▶ [Problem details]:
Extract the data exactly, missing nothing.

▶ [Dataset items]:
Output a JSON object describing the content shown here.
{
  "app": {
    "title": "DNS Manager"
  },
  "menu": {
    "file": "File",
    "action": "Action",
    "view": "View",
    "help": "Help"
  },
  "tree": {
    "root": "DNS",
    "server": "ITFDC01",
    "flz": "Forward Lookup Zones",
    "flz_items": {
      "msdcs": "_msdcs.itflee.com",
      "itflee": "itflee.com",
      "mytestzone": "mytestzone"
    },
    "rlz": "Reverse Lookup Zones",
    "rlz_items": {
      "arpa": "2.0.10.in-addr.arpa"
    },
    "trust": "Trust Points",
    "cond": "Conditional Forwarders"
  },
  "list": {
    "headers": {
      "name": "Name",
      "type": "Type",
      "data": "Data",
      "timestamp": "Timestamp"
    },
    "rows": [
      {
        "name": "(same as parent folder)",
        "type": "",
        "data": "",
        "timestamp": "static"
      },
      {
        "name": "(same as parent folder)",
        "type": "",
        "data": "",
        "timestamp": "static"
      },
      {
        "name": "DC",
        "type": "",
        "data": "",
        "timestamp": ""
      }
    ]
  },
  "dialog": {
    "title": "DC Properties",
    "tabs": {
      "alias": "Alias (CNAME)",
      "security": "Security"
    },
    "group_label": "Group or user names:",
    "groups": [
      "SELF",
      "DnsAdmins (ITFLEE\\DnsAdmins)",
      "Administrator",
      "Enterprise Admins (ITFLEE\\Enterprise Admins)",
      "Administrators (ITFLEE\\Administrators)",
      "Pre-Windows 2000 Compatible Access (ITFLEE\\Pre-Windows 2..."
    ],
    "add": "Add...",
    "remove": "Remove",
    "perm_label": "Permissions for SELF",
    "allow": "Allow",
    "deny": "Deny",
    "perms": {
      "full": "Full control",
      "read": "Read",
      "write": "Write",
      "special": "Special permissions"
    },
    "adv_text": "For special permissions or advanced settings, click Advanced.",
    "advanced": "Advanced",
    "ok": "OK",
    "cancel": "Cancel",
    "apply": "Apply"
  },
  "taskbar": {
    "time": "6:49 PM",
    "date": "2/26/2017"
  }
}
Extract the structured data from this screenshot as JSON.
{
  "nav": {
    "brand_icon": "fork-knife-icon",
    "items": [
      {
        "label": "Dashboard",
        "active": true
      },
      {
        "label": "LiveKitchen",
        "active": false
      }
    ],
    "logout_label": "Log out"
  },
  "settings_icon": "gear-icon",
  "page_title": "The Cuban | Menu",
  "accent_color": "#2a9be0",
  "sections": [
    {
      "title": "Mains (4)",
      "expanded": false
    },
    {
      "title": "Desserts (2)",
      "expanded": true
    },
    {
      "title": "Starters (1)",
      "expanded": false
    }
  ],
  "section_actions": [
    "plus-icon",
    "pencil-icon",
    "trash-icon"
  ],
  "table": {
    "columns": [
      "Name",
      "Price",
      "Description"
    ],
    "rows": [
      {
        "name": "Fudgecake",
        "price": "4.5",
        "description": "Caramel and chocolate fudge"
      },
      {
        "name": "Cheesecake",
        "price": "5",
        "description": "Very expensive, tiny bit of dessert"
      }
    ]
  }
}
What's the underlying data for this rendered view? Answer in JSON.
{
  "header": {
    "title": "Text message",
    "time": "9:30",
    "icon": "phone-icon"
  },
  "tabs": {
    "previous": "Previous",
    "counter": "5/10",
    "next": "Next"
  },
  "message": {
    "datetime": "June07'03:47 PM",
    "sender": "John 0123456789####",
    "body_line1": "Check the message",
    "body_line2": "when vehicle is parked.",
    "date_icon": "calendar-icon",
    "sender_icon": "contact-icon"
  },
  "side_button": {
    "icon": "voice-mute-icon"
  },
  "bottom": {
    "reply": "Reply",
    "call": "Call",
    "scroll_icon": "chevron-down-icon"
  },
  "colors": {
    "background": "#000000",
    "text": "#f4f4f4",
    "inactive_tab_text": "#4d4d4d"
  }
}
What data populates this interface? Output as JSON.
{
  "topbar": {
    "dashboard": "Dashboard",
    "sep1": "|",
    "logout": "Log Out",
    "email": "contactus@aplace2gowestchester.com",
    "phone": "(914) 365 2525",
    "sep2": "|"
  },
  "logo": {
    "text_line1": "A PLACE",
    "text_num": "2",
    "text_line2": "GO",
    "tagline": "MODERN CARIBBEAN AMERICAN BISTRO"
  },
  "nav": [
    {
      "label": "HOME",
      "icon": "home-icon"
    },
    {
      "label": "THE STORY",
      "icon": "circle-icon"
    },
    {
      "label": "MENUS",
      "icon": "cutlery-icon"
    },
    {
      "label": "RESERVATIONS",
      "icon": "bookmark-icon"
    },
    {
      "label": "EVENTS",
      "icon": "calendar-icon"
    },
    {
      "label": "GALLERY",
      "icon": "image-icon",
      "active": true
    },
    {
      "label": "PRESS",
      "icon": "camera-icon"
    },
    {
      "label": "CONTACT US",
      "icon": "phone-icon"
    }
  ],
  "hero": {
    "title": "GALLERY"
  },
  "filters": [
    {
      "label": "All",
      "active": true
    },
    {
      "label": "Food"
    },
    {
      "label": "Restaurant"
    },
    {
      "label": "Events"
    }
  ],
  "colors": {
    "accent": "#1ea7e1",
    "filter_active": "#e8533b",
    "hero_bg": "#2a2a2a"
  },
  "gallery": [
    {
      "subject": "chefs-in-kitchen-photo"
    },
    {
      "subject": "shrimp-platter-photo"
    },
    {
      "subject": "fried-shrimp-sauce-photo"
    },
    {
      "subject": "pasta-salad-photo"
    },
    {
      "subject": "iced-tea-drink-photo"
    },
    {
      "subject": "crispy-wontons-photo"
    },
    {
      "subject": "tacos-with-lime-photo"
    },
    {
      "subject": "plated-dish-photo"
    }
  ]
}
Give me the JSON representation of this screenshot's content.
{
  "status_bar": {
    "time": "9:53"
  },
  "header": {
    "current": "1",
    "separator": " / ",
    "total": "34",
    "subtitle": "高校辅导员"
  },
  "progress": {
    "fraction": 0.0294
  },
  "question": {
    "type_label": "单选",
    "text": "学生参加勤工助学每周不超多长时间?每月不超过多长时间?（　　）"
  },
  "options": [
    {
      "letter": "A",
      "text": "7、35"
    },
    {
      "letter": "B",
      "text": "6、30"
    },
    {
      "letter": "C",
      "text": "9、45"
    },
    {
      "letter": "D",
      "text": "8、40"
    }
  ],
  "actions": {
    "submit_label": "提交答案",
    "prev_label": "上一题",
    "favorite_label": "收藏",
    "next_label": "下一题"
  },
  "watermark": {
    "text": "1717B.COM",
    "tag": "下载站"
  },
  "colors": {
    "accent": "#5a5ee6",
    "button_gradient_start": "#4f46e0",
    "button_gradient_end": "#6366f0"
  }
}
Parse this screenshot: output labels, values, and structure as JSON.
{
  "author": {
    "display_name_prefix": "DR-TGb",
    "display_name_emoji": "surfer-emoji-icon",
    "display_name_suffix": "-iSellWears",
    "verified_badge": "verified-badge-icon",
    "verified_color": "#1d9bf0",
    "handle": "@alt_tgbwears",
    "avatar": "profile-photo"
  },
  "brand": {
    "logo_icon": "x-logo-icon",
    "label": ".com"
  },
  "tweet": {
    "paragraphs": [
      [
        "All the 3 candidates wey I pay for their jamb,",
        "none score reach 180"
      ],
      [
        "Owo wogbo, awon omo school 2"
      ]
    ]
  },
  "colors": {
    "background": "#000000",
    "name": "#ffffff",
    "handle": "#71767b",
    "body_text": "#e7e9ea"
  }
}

▶ [Result]:
Output a JSON object describing the content shown here.
{
  "app": {
    "title": "DNS Manager"
  },
  "menu": {
    "file": "File",
    "action": "Action",
    "view": "View",
    "help": "Help"
  },
  "tree": {
    "root": "DNS",
    "server": "ITFDC01",
    "flz": "Forward Lookup Zones",
    "flz_items": {
      "msdcs": "_msdcs.itflee.com",
      "itflee": "itflee.com",
      "mytestzone": "mytestzone"
    },
    "rlz": "Reverse Lookup Zones",
    "rlz_items": {
      "arpa": "2.0.10.in-addr.arpa"
    },
    "trust": "Trust Points",
    "cond": "Conditional Forwarders"
  },
  "list": {
    "headers": {
      "name": "Name",
      "type": "Type",
      "data": "Data",
      "timestamp": "Timestamp"
    },
    "rows": [
      {
        "name": "(same as parent folder)",
        "type": "",
        "data": "",
        "timestamp": "static"
      },
      {
        "name": "(same as parent folder)",
        "type": "",
        "data": "",
        "timestamp": "static"
      },
      {
        "name": "DC",
        "type": "",
        "data": "",
        "timestamp": ""
      }
    ]
  },
  "dialog": {
    "title": "DC Properties",
    "tabs": {
      "alias": "Alias (CNAME)",
      "security": "Security"
    },
    "group_label": "Group or user names:",
    "groups": [
      "SELF",
      "DnsAdmins (ITFLEE\\DnsAdmins)",
      "Administrator",
      "Enterprise Admins (ITFLEE\\Enterprise Admins)",
      "Administrators (ITFLEE\\Administrators)",
      "Pre-Windows 2000 Compatible Access (ITFLEE\\Pre-Windows 2..."
    ],
    "add": "Add...",
    "remove": "Remove",
    "perm_label": "Permissions for SELF",
    "allow": "Allow",
    "deny": "Deny",
    "perms": {
      "full": "Full control",
      "read": "Read",
      "write": "Write",
      "special": "Special permissions"
    },
    "adv_text": "For special permissions or advanced settings, click Advanced.",
    "advanced": "Advanced",
    "ok": "OK",
    "cancel": "Cancel",
    "apply": "Apply"
  },
  "taskbar": {
    "time": "6:49 PM",
    "date": "2/26/2017"
  }
}
Extract the structured data from this screenshot as JSON.
{
  "nav": {
    "brand_icon": "fork-knife-icon",
    "items": [
      {
        "label": "Dashboard",
        "active": true
      },
      {
        "label": "LiveKitchen",
        "active": false
      }
    ],
    "logout_label": "Log out"
  },
  "settings_icon": "gear-icon",
  "page_title": "The Cuban | Menu",
  "accent_color": "#2a9be0",
  "sections": [
    {
      "title": "Mains (4)",
      "expanded": false
    },
    {
      "title": "Desserts (2)",
      "expanded": true
    },
    {
      "title": "Starters (1)",
      "expanded": false
    }
  ],
  "section_actions": [
    "plus-icon",
    "pencil-icon",
    "trash-icon"
  ],
  "table": {
    "columns": [
      "Name",
      "Price",
      "Description"
    ],
    "rows": [
      {
        "name": "Fudgecake",
        "price": "4.5",
        "description": "Caramel and chocolate fudge"
      },
      {
        "name": "Cheesecake",
        "price": "5",
        "description": "Very expensive, tiny bit of dessert"
      }
    ]
  }
}
What's the underlying data for this rendered view? Answer in JSON.
{
  "header": {
    "title": "Text message",
    "time": "9:30",
    "icon": "phone-icon"
  },
  "tabs": {
    "previous": "Previous",
    "counter": "5/10",
    "next": "Next"
  },
  "message": {
    "datetime": "June07'03:47 PM",
    "sender": "John 0123456789####",
    "body_line1": "Check the message",
    "body_line2": "when vehicle is parked.",
    "date_icon": "calendar-icon",
    "sender_icon": "contact-icon"
  },
  "side_button": {
    "icon": "voice-mute-icon"
  },
  "bottom": {
    "reply": "Reply",
    "call": "Call",
    "scroll_icon": "chevron-down-icon"
  },
  "colors": {
    "background": "#000000",
    "text": "#f4f4f4",
    "inactive_tab_text": "#4d4d4d"
  }
}
What data populates this interface? Output as JSON.
{
  "topbar": {
    "dashboard": "Dashboard",
    "sep1": "|",
    "logout": "Log Out",
    "email": "contactus@aplace2gowestchester.com",
    "phone": "(914) 365 2525",
    "sep2": "|"
  },
  "logo": {
    "text_line1": "A PLACE",
    "text_num": "2",
    "text_line2": "GO",
    "tagline": "MODERN CARIBBEAN AMERICAN BISTRO"
  },
  "nav": [
    {
      "label": "HOME",
      "icon": "home-icon"
    },
    {
      "label": "THE STORY",
      "icon": "circle-icon"
    },
    {
      "label": "MENUS",
      "icon": "cutlery-icon"
    },
    {
      "label": "RESERVATIONS",
      "icon": "bookmark-icon"
    },
    {
      "label": "EVENTS",
      "icon": "calendar-icon"
    },
    {
      "label": "GALLERY",
      "icon": "image-icon",
      "active": true
    },
    {
      "label": "PRESS",
      "icon": "camera-icon"
    },
    {
      "label": "CONTACT US",
      "icon": "phone-icon"
    }
  ],
  "hero": {
    "title": "GALLERY"
  },
  "filters": [
    {
      "label": "All",
      "active": true
    },
    {
      "label": "Food"
    },
    {
      "label": "Restaurant"
    },
    {
      "label": "Events"
    }
  ],
  "colors": {
    "accent": "#1ea7e1",
    "filter_active": "#e8533b",
    "hero_bg": "#2a2a2a"
  },
  "gallery": [
    {
      "subject": "chefs-in-kitchen-photo"
    },
    {
      "subject": "shrimp-platter-photo"
    },
    {
      "subject": "fried-shrimp-sauce-photo"
    },
    {
      "subject": "pasta-salad-photo"
    },
    {
      "subject": "iced-tea-drink-photo"
    },
    {
      "subject": "crispy-wontons-photo"
    },
    {
      "subject": "tacos-with-lime-photo"
    },
    {
      "subject": "plated-dish-photo"
    }
  ]
}
Give me the JSON representation of this screenshot's content.
{
  "status_bar": {
    "time": "9:53"
  },
  "header": {
    "current": "1",
    "separator": " / ",
    "total": "34",
    "subtitle": "高校辅导员"
  },
  "progress": {
    "fraction": 0.0294
  },
  "question": {
    "type_label": "单选",
    "text": "学生参加勤工助学每周不超多长时间?每月不超过多长时间?（　　）"
  },
  "options": [
    {
      "letter": "A",
      "text": "7、35"
    },
    {
      "letter": "B",
      "text": "6、30"
    },
    {
      "letter": "C",
      "text": "9、45"
    },
    {
      "letter": "D",
      "text": "8、40"
    }
  ],
  "actions": {
    "submit_label": "提交答案",
    "prev_label": "上一题",
    "favorite_label": "收藏",
    "next_label": "下一题"
  },
  "watermark": {
    "text": "1717B.COM",
    "tag": "下载站"
  },
  "colors": {
    "accent": "#5a5ee6",
    "button_gradient_start": "#4f46e0",
    "button_gradient_end": "#6366f0"
  }
}
Parse this screenshot: output labels, values, and structure as JSON.
{
  "author": {
    "display_name_prefix": "DR-TGb",
    "display_name_emoji": "surfer-emoji-icon",
    "display_name_suffix": "-iSellWears",
    "verified_badge": "verified-badge-icon",
    "verified_color": "#1d9bf0",
    "handle": "@alt_tgbwears",
    "avatar": "profile-photo"
  },
  "brand": {
    "logo_icon": "x-logo-icon",
    "label": ".com"
  },
  "tweet": {
    "paragraphs": [
      [
        "All the 3 candidates wey I pay for their jamb,",
        "none score reach 180"
      ],
      [
        "Owo wogbo, awon omo school 2"
      ]
    ]
  },
  "colors": {
    "background": "#000000",
    "name": "#ffffff",
    "handle": "#71767b",
    "body_text": "#e7e9ea"
  }
}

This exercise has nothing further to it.